### [DIRECTION]
Transcribe the records below in full; pictures stay out of the copy.

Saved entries
(begin)

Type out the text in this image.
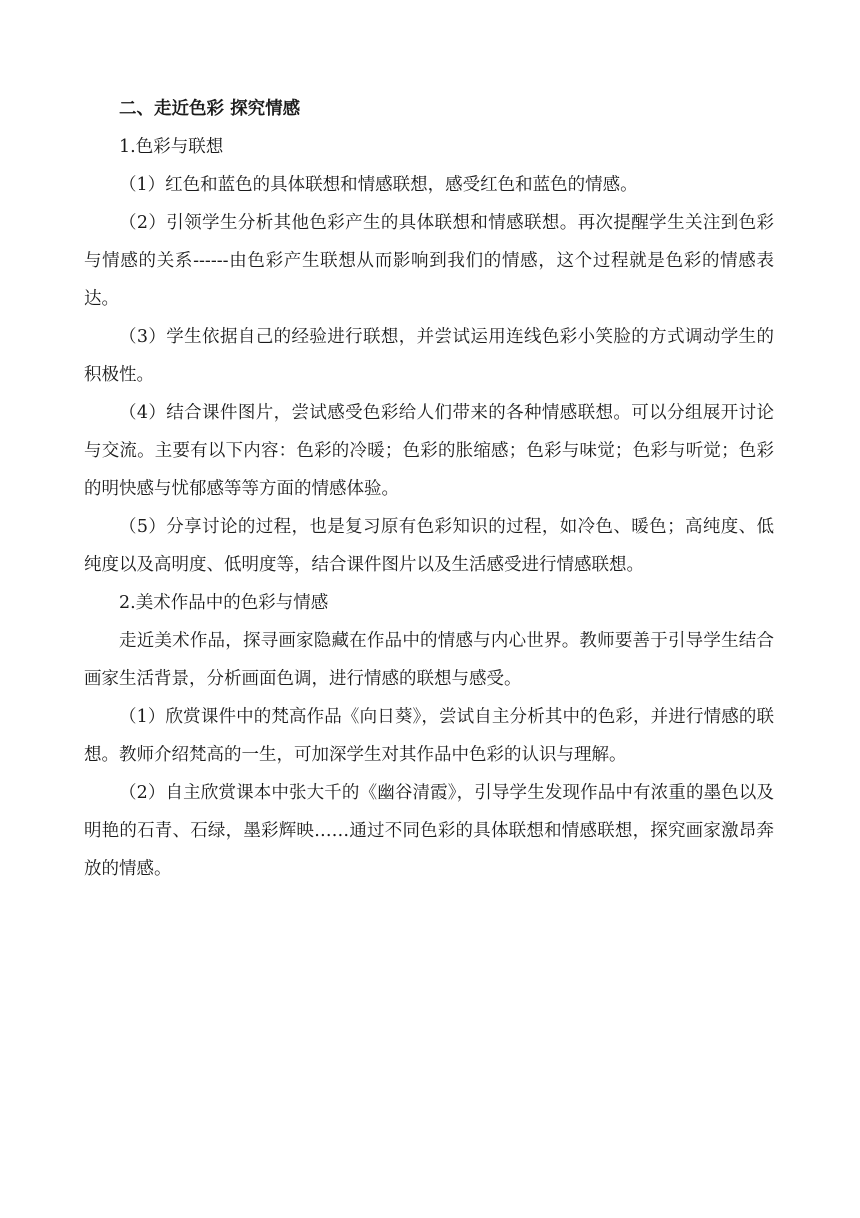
二、走近色彩 探究情感

1.色彩与联想

（1）红色和蓝色的具体联想和情感联想，感受红色和蓝色的情感。

（2）引领学生分析其他色彩产生的具体联想和情感联想。再次提醒学生关注到色彩与情感的关系------由色彩产生联想从而影响到我们的情感，这个过程就是色彩的情感表达。

（3）学生依据自己的经验进行联想，并尝试运用连线色彩小笑脸的方式调动学生的积极性。

（4）结合课件图片，尝试感受色彩给人们带来的各种情感联想。可以分组展开讨论与交流。主要有以下内容：色彩的冷暖；色彩的胀缩感；色彩与味觉；色彩与听觉；色彩的明快感与忧郁感等等方面的情感体验。

（5）分享讨论的过程，也是复习原有色彩知识的过程，如冷色、暖色；高纯度、低纯度以及高明度、低明度等，结合课件图片以及生活感受进行情感联想。

2.美术作品中的色彩与情感

走近美术作品，探寻画家隐藏在作品中的情感与内心世界。教师要善于引导学生结合画家生活背景，分析画面色调，进行情感的联想与感受。

（1）欣赏课件中的梵高作品《向日葵》，尝试自主分析其中的色彩，并进行情感的联想。教师介绍梵高的一生，可加深学生对其作品中色彩的认识与理解。

（2）自主欣赏课本中张大千的《幽谷清霞》，引导学生发现作品中有浓重的墨色以及明艳的石青、石绿，墨彩辉映……通过不同色彩的具体联想和情感联想，探究画家激昂奔放的情感。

(end)

### [THE COMPLETED TASK]
Type out the text in this image.
二、走近色彩 探究情感

1.色彩与联想

（1）红色和蓝色的具体联想和情感联想，感受红色和蓝色的情感。

（2）引领学生分析其他色彩产生的具体联想和情感联想。再次提醒学生关注到色彩与情感的关系------由色彩产生联想从而影响到我们的情感，这个过程就是色彩的情感表达。

（3）学生依据自己的经验进行联想，并尝试运用连线色彩小笑脸的方式调动学生的积极性。

（4）结合课件图片，尝试感受色彩给人们带来的各种情感联想。可以分组展开讨论与交流。主要有以下内容：色彩的冷暖；色彩的胀缩感；色彩与味觉；色彩与听觉；色彩的明快感与忧郁感等等方面的情感体验。

（5）分享讨论的过程，也是复习原有色彩知识的过程，如冷色、暖色；高纯度、低纯度以及高明度、低明度等，结合课件图片以及生活感受进行情感联想。

2.美术作品中的色彩与情感

走近美术作品，探寻画家隐藏在作品中的情感与内心世界。教师要善于引导学生结合画家生活背景，分析画面色调，进行情感的联想与感受。

（1）欣赏课件中的梵高作品《向日葵》，尝试自主分析其中的色彩，并进行情感的联想。教师介绍梵高的一生，可加深学生对其作品中色彩的认识与理解。

（2）自主欣赏课本中张大千的《幽谷清霞》，引导学生发现作品中有浓重的墨色以及明艳的石青、石绿，墨彩辉映……通过不同色彩的具体联想和情感联想，探究画家激昂奔放的情感。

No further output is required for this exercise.